▶ **PROBLEM TO WORK ON**:
Can you transcribe every entry word for word, skipping the images?

· · ·

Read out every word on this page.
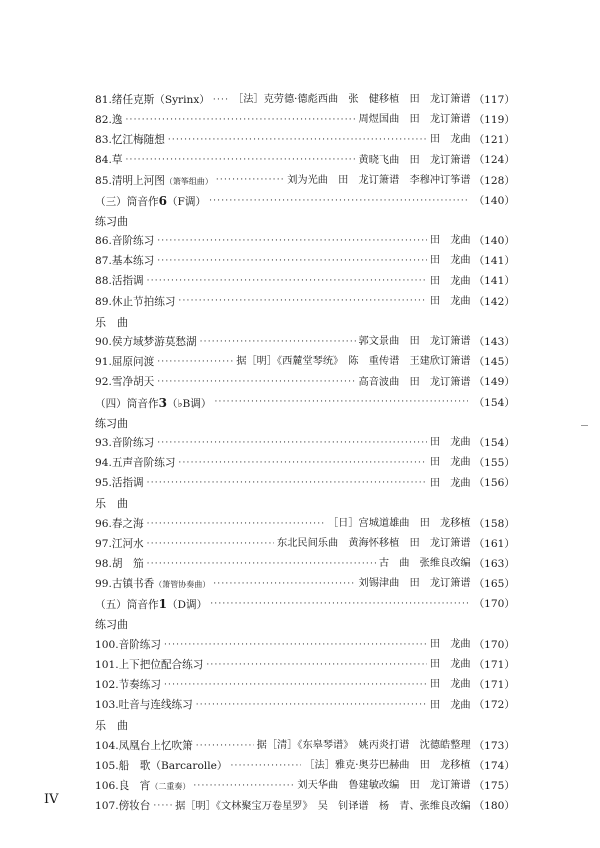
81.绪任克斯（Syrinx） ····· ［法］克劳德·德彪西曲　张　健移植　田　龙订箫谱 （117）
82.逸 ·····	周煜国曲　田　龙订箫谱 （119）
83.忆江梅随想 ·····	田　龙曲 （121）
84.草 ·····	黄晓飞曲　田　龙订箫谱 （124）
85.清明上河图（箫筝组曲） ·····	刘为光曲　田　龙订箫谱　李穆冲订筝谱 （128）
（三）筒音作6（F调） ·····	（140）
练习曲
86.音阶练习 ·····	田　龙曲 （140）
87.基本练习 ·····	田　龙曲 （141）
88.活指调 ·····	田　龙曲 （141）
89.休止节拍练习 ·····	田　龙曲 （142）
乐　曲
90.侯方域梦游莫愁湖 ·····	郭文景曲　田　龙订箫谱 （143）
91.屈原问渡 ·····	据［明］《西麓堂琴统》　陈　重传谱　王建欣订箫谱 （145）
92.雪净胡天 ·····	高音波曲　田　龙订箫谱 （149）
（四）筒音作3（♭B调） ·····	（154）
练习曲
93.音阶练习 ·····	田　龙曲 （154）
94.五声音阶练习 ·····	田　龙曲 （155）
95.活指调 ·····	田　龙曲 （156）
乐　曲
96.春之海 ·····	［日］宫城道雄曲　田　龙移植 （158）
97.江河水 ·····	东北民间乐曲　黄海怀移植　田　龙订箫谱 （161）
98.胡　笳 ·····	古　曲　张维良改编 （163）
99.古镇书香（箫管协奏曲） ·····	刘锡津曲　田　龙订箫谱 （165）
（五）筒音作1（D调） ·····	（170）
练习曲
100.音阶练习 ·····	田　龙曲 （170）
101.上下把位配合练习 ·····	田　龙曲 （171）
102.节奏练习 ·····	田　龙曲 （171）
103.吐音与连线练习 ·····	田　龙曲 （172）
乐　曲
104.凤凰台上忆吹箫 ·····	据［清］《东皋琴谱》　姚丙炎打谱　沈德皓整理 （173）
105.船　歌（Barcarolle） ·····	［法］雅克·奥芬巴赫曲　田　龙移植 （174）
106.良　宵（二重奏） ·····	刘天华曲　鲁建敏改编　田　龙订箫谱 （175）
107.傍妆台 ····· 据［明］《文林聚宝万卷星罗》　吴　钊译谱　杨　青、张维良改编 （180）
IV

· · ·

▶ **EXERCISE OUTPUT**:
Read out every word on this page.
81.绪任克斯（Syrinx） ····· ［法］克劳德·德彪西曲　张　健移植　田　龙订箫谱 （117）
82.逸 ·····	周煜国曲　田　龙订箫谱 （119）
83.忆江梅随想 ·····	田　龙曲 （121）
84.草 ·····	黄晓飞曲　田　龙订箫谱 （124）
85.清明上河图（箫筝组曲） ·····	刘为光曲　田　龙订箫谱　李穆冲订筝谱 （128）
（三）筒音作6（F调） ·····	（140）
练习曲
86.音阶练习 ·····	田　龙曲 （140）
87.基本练习 ·····	田　龙曲 （141）
88.活指调 ·····	田　龙曲 （141）
89.休止节拍练习 ·····	田　龙曲 （142）
乐　曲
90.侯方域梦游莫愁湖 ·····	郭文景曲　田　龙订箫谱 （143）
91.屈原问渡 ·····	据［明］《西麓堂琴统》　陈　重传谱　王建欣订箫谱 （145）
92.雪净胡天 ·····	高音波曲　田　龙订箫谱 （149）
（四）筒音作3（♭B调） ·····	（154）
练习曲
93.音阶练习 ·····	田　龙曲 （154）
94.五声音阶练习 ·····	田　龙曲 （155）
95.活指调 ·····	田　龙曲 （156）
乐　曲
96.春之海 ·····	［日］宫城道雄曲　田　龙移植 （158）
97.江河水 ·····	东北民间乐曲　黄海怀移植　田　龙订箫谱 （161）
98.胡　笳 ·····	古　曲　张维良改编 （163）
99.古镇书香（箫管协奏曲） ·····	刘锡津曲　田　龙订箫谱 （165）
（五）筒音作1（D调） ·····	（170）
练习曲
100.音阶练习 ·····	田　龙曲 （170）
101.上下把位配合练习 ·····	田　龙曲 （171）
102.节奏练习 ·····	田　龙曲 （171）
103.吐音与连线练习 ·····	田　龙曲 （172）
乐　曲
104.凤凰台上忆吹箫 ·····	据［清］《东皋琴谱》　姚丙炎打谱　沈德皓整理 （173）
105.船　歌（Barcarolle） ·····	［法］雅克·奥芬巴赫曲　田　龙移植 （174）
106.良　宵（二重奏） ·····	刘天华曲　鲁建敏改编　田　龙订箫谱 （175）
107.傍妆台 ····· 据［明］《文林聚宝万卷星罗》　吴　钊译谱　杨　青、张维良改编 （180）
IV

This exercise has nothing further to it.